AIM OF THE TASK
Omit every picture and return the rest of the data unaltered.

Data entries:
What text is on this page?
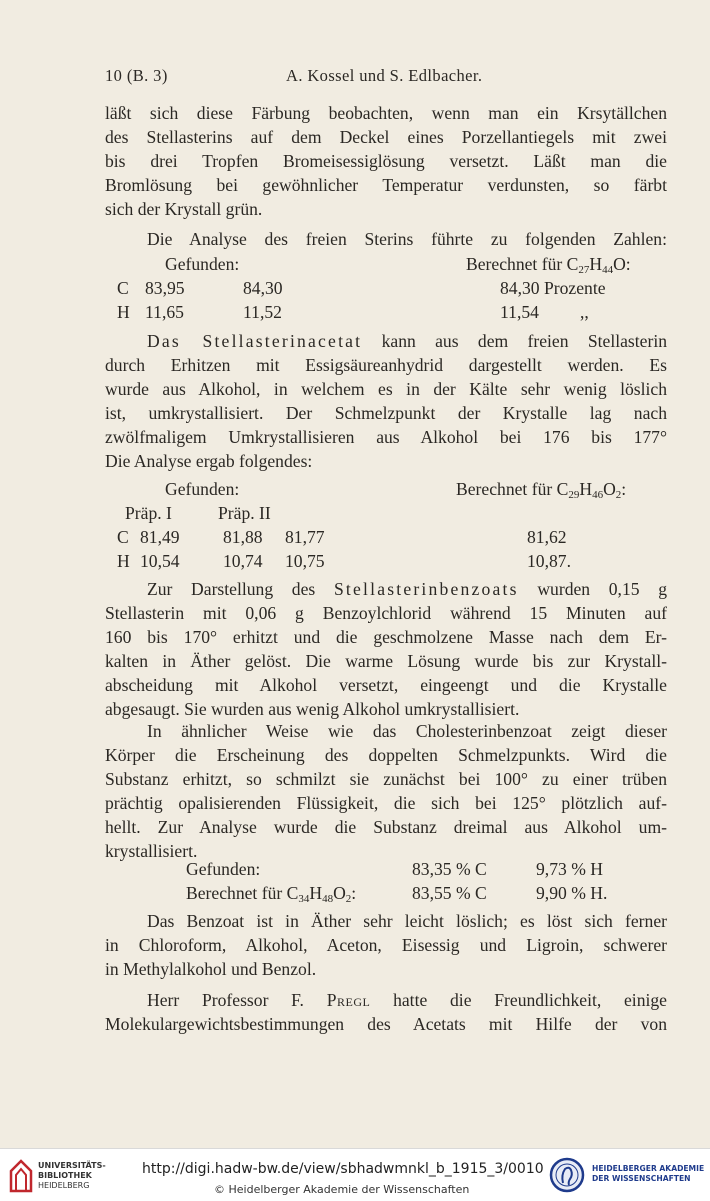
10 (B. 3)	A. Kossel und S. Edlbacher.
läßt sich diese Färbung beobachten, wenn man ein Krsytällchen
des Stellasterins auf dem Deckel eines Porzellantiegels mit zwei
bis drei Tropfen Bromeisessiglösung versetzt. Läßt man die
Bromlösung bei gewöhnlicher Temperatur verdunsten, so färbt
sich der Krystall grün.
Die Analyse des freien Sterins führte zu folgenden Zahlen:
Gefunden:	Berechnet für $C_{27}H_{44}O$:
C 83,95	84,30	84,30 Prozente
H 11,65	11,52	11,54 ,,
Das Stellasterinacetat kann aus dem freien Stellasterin
durch Erhitzen mit Essigsäureanhydrid dargestellt werden. Es
wurde aus Alkohol, in welchem es in der Kälte sehr wenig löslich
ist, umkrystallisiert. Der Schmelzpunkt der Krystalle lag nach
zwölfmaligem Umkrystallisieren aus Alkohol bei 176 bis 177°
Die Analyse ergab folgendes:
Gefunden:	Berechnet für $C_{29}H_{46}O_2$:
Präp. I	Präp. II
C 81,49 81,88 81,77	81,62
H 10,54 10,74 10,75	10,87.
Zur Darstellung des Stellasterinbenzoats wurden 0,15 g
Stellasterin mit 0,06 g Benzoylchlorid während 15 Minuten auf
160 bis 170° erhitzt und die geschmolzene Masse nach dem Er-
kalten in Äther gelöst. Die warme Lösung wurde bis zur Krystall-
abscheidung mit Alkohol versetzt, eingeengt und die Krystalle
abgesaugt. Sie wurden aus wenig Alkohol umkrystallisiert.
In ähnlicher Weise wie das Cholesterinbenzoat zeigt dieser
Körper die Erscheinung des doppelten Schmelzpunkts. Wird die
Substanz erhitzt, so schmilzt sie zunächst bei 100° zu einer trüben
prächtig opalisierenden Flüssigkeit, die sich bei 125° plötzlich auf-
hellt. Zur Analyse wurde die Substanz dreimal aus Alkohol um-
krystallisiert.
Gefunden:	83,35 % C	9,73 % H
Berechnet für $C_{34}H_{48}O_2$:	83,55 % C	9,90 % H.
Das Benzoat ist in Äther sehr leicht löslich; es löst sich ferner
in Chloroform, Alkohol, Aceton, Eisessig und Ligroin, schwerer
in Methylalkohol und Benzol.
Herr Professor F. Pregl hatte die Freundlichkeit, einige
Molekulargewichtsbestimmungen des Acetats mit Hilfe der von
UNIVERSITÄTS-
BIBLIOTHEK
HEIDELBERG
http://digi.hadw-bw.de/view/sbhadwmnkl_b_1915_3/0010
© Heidelberger Akademie der Wissenschaften
HEIDELBERGER AKADEMIE
DER WISSENSCHAFTEN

ANSWER BELOW
What text is on this page?
10 (B. 3)	A. Kossel und S. Edlbacher.
läßt sich diese Färbung beobachten, wenn man ein Krsytällchen
des Stellasterins auf dem Deckel eines Porzellantiegels mit zwei
bis drei Tropfen Bromeisessiglösung versetzt. Läßt man die
Bromlösung bei gewöhnlicher Temperatur verdunsten, so färbt
sich der Krystall grün.
Die Analyse des freien Sterins führte zu folgenden Zahlen:
Gefunden:	Berechnet für $C_{27}H_{44}O$:
C 83,95	84,30	84,30 Prozente
H 11,65	11,52	11,54 ,,
Das Stellasterinacetat kann aus dem freien Stellasterin
durch Erhitzen mit Essigsäureanhydrid dargestellt werden. Es
wurde aus Alkohol, in welchem es in der Kälte sehr wenig löslich
ist, umkrystallisiert. Der Schmelzpunkt der Krystalle lag nach
zwölfmaligem Umkrystallisieren aus Alkohol bei 176 bis 177°
Die Analyse ergab folgendes:
Gefunden:	Berechnet für $C_{29}H_{46}O_2$:
Präp. I	Präp. II
C 81,49 81,88 81,77	81,62
H 10,54 10,74 10,75	10,87.
Zur Darstellung des Stellasterinbenzoats wurden 0,15 g
Stellasterin mit 0,06 g Benzoylchlorid während 15 Minuten auf
160 bis 170° erhitzt und die geschmolzene Masse nach dem Er-
kalten in Äther gelöst. Die warme Lösung wurde bis zur Krystall-
abscheidung mit Alkohol versetzt, eingeengt und die Krystalle
abgesaugt. Sie wurden aus wenig Alkohol umkrystallisiert.
In ähnlicher Weise wie das Cholesterinbenzoat zeigt dieser
Körper die Erscheinung des doppelten Schmelzpunkts. Wird die
Substanz erhitzt, so schmilzt sie zunächst bei 100° zu einer trüben
prächtig opalisierenden Flüssigkeit, die sich bei 125° plötzlich auf-
hellt. Zur Analyse wurde die Substanz dreimal aus Alkohol um-
krystallisiert.
Gefunden:	83,35 % C	9,73 % H
Berechnet für $C_{34}H_{48}O_2$:	83,55 % C	9,90 % H.
Das Benzoat ist in Äther sehr leicht löslich; es löst sich ferner
in Chloroform, Alkohol, Aceton, Eisessig und Ligroin, schwerer
in Methylalkohol und Benzol.
Herr Professor F. Pregl hatte die Freundlichkeit, einige
Molekulargewichtsbestimmungen des Acetats mit Hilfe der von
UNIVERSITÄTS-
BIBLIOTHEK
HEIDELBERG
http://digi.hadw-bw.de/view/sbhadwmnkl_b_1915_3/0010
© Heidelberger Akademie der Wissenschaften
HEIDELBERGER AKADEMIE
DER WISSENSCHAFTEN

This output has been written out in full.